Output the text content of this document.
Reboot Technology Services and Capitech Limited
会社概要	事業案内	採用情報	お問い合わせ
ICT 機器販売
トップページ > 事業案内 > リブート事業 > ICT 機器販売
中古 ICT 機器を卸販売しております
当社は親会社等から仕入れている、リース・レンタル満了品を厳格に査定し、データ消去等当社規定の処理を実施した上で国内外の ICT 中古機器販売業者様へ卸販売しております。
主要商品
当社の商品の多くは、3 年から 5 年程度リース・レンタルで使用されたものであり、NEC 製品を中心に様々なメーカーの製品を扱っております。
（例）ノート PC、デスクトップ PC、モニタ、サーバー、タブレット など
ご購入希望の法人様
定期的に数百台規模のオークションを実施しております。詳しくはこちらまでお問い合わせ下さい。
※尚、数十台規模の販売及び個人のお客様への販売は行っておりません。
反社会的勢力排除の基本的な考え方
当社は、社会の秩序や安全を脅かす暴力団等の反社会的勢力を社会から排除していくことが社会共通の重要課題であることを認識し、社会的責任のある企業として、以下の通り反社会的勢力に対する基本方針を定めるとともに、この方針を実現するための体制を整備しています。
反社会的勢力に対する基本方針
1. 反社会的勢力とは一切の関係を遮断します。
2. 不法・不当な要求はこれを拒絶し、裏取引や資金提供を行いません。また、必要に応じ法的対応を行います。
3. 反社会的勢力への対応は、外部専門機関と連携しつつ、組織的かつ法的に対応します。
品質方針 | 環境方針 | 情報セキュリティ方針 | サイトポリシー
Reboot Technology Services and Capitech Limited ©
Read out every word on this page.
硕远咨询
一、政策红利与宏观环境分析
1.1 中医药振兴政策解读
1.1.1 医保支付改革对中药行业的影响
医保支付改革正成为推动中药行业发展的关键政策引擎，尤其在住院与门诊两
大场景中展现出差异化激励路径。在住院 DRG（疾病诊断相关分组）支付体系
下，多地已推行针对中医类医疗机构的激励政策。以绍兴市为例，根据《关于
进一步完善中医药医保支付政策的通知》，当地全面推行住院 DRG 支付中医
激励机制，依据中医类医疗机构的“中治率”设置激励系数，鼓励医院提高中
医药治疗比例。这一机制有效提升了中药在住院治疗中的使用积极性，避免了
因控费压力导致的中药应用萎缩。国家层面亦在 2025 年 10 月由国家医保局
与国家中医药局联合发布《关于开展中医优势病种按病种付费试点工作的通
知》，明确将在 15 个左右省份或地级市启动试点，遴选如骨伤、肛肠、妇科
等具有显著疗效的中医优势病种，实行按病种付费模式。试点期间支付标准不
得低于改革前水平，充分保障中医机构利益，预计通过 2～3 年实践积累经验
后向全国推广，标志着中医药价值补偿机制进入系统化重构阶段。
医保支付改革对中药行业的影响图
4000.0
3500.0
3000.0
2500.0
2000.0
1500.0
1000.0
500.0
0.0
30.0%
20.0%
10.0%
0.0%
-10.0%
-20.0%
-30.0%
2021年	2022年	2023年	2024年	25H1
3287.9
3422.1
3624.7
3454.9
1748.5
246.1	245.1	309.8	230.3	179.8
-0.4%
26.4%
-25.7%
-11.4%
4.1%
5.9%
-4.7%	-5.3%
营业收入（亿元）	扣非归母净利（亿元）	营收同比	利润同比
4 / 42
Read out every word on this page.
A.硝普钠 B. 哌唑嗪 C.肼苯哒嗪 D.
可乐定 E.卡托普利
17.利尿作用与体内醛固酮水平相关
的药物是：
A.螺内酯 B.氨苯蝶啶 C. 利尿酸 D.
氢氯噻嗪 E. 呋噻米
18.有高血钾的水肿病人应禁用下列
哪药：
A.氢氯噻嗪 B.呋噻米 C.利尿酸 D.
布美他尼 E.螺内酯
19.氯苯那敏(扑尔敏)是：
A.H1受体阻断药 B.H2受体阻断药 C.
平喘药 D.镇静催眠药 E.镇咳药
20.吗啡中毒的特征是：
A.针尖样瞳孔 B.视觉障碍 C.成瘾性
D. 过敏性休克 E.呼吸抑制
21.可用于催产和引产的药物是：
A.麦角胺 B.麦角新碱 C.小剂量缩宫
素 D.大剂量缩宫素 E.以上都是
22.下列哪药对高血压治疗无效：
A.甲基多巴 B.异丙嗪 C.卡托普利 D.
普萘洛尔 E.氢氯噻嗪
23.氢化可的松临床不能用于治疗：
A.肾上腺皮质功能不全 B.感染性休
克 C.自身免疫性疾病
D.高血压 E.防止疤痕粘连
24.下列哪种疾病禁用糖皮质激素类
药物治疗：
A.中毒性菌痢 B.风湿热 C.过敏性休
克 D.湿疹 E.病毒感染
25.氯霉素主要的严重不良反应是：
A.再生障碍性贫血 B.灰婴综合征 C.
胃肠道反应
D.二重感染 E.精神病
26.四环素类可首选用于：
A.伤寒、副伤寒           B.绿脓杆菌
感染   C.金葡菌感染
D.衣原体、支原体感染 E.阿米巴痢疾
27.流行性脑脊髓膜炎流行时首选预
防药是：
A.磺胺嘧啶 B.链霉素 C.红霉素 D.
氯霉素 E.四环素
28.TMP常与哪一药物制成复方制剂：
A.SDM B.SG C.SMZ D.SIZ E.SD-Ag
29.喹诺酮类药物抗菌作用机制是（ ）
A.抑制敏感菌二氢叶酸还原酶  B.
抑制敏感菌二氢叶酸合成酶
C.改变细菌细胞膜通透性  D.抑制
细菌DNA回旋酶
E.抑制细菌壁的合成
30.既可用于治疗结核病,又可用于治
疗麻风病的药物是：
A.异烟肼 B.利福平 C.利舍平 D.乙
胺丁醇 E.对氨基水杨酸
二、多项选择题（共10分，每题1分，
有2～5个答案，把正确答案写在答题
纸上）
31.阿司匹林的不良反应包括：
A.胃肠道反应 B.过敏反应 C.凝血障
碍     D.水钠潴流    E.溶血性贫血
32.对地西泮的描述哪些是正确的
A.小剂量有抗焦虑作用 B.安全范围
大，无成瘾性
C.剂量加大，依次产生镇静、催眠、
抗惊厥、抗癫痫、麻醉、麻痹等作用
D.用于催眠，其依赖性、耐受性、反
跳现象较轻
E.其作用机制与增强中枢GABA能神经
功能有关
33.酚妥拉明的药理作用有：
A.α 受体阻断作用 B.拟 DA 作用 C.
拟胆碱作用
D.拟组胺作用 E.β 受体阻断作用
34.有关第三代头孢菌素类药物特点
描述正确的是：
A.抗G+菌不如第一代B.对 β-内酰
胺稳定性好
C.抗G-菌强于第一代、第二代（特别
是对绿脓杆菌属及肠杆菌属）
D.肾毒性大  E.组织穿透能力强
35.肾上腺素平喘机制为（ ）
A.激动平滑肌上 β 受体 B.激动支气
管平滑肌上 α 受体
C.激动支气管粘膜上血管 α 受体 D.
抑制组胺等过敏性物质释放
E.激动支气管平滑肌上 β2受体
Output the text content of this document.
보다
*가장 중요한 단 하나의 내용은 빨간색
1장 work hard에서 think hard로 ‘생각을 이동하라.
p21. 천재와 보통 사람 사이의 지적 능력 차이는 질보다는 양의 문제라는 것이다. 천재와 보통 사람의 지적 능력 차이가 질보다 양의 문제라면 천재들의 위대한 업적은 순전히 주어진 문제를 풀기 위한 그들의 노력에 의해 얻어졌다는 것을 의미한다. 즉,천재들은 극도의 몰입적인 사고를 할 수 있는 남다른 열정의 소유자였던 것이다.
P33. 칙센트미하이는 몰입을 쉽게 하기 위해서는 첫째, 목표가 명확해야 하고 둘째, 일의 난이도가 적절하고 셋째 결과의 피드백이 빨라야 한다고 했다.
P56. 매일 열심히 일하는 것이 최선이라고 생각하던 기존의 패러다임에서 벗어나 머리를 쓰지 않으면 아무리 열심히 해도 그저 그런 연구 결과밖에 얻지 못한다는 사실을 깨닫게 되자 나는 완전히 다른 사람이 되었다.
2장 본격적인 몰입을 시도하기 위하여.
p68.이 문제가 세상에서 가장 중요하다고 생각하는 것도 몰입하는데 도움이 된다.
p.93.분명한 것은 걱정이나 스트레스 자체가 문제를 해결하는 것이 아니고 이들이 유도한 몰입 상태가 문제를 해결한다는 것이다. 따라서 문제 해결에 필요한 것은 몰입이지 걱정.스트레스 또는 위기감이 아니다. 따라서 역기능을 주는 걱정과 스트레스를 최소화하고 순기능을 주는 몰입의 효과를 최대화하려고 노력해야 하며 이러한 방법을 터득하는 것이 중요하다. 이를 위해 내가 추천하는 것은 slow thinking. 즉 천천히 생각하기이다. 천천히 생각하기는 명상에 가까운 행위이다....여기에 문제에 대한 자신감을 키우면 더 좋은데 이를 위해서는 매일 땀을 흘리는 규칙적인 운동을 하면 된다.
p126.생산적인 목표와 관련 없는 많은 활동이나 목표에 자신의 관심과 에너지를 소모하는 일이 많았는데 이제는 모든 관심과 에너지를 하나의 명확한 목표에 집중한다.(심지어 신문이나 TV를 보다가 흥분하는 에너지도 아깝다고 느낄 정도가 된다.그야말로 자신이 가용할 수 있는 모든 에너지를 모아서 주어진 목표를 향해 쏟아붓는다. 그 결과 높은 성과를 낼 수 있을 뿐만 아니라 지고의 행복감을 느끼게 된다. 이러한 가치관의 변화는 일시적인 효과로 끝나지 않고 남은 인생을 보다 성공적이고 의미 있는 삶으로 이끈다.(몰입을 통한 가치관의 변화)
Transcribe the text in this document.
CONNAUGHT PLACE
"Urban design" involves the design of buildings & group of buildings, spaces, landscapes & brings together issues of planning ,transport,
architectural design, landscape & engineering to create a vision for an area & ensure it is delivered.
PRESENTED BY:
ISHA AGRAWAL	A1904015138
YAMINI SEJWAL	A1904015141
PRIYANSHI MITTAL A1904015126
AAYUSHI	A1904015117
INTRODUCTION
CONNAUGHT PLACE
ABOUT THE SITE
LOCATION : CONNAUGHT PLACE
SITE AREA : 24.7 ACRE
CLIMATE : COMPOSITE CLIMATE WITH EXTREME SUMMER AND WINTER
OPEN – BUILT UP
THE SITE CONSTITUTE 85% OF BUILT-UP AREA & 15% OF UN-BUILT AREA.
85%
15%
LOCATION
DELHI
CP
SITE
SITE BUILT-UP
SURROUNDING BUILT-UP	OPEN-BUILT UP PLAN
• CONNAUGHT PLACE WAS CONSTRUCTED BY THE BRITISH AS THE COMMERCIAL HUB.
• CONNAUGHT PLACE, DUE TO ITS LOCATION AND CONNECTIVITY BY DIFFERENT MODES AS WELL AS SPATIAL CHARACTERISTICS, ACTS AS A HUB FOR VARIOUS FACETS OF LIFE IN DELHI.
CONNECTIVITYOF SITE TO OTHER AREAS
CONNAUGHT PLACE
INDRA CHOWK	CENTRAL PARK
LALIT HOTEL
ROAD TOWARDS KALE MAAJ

.....

Request ->
Reproduce, exactly and with nothing added, the lines from the one that includes "Transcribe the text in this document." through the last line of the material.

Solution for this exercise ->
Transcribe the text in this document.
CONNAUGHT PLACE
"Urban design" involves the design of buildings & group of buildings, spaces, landscapes & brings together issues of planning ,transport,
architectural design, landscape & engineering to create a vision for an area & ensure it is delivered.
PRESENTED BY:
ISHA AGRAWAL	A1904015138
YAMINI SEJWAL	A1904015141
PRIYANSHI MITTAL A1904015126
AAYUSHI	A1904015117
INTRODUCTION
CONNAUGHT PLACE
ABOUT THE SITE
LOCATION : CONNAUGHT PLACE
SITE AREA : 24.7 ACRE
CLIMATE : COMPOSITE CLIMATE WITH EXTREME SUMMER AND WINTER
OPEN – BUILT UP
THE SITE CONSTITUTE 85% OF BUILT-UP AREA & 15% OF UN-BUILT AREA.
85%
15%
LOCATION
DELHI
CP
SITE
SITE BUILT-UP
SURROUNDING BUILT-UP	OPEN-BUILT UP PLAN
• CONNAUGHT PLACE WAS CONSTRUCTED BY THE BRITISH AS THE COMMERCIAL HUB.
• CONNAUGHT PLACE, DUE TO ITS LOCATION AND CONNECTIVITY BY DIFFERENT MODES AS WELL AS SPATIAL CHARACTERISTICS, ACTS AS A HUB FOR VARIOUS FACETS OF LIFE IN DELHI.
CONNECTIVITYOF SITE TO OTHER AREAS
CONNAUGHT PLACE
INDRA CHOWK	CENTRAL PARK
LALIT HOTEL
ROAD TOWARDS KALE MAAJ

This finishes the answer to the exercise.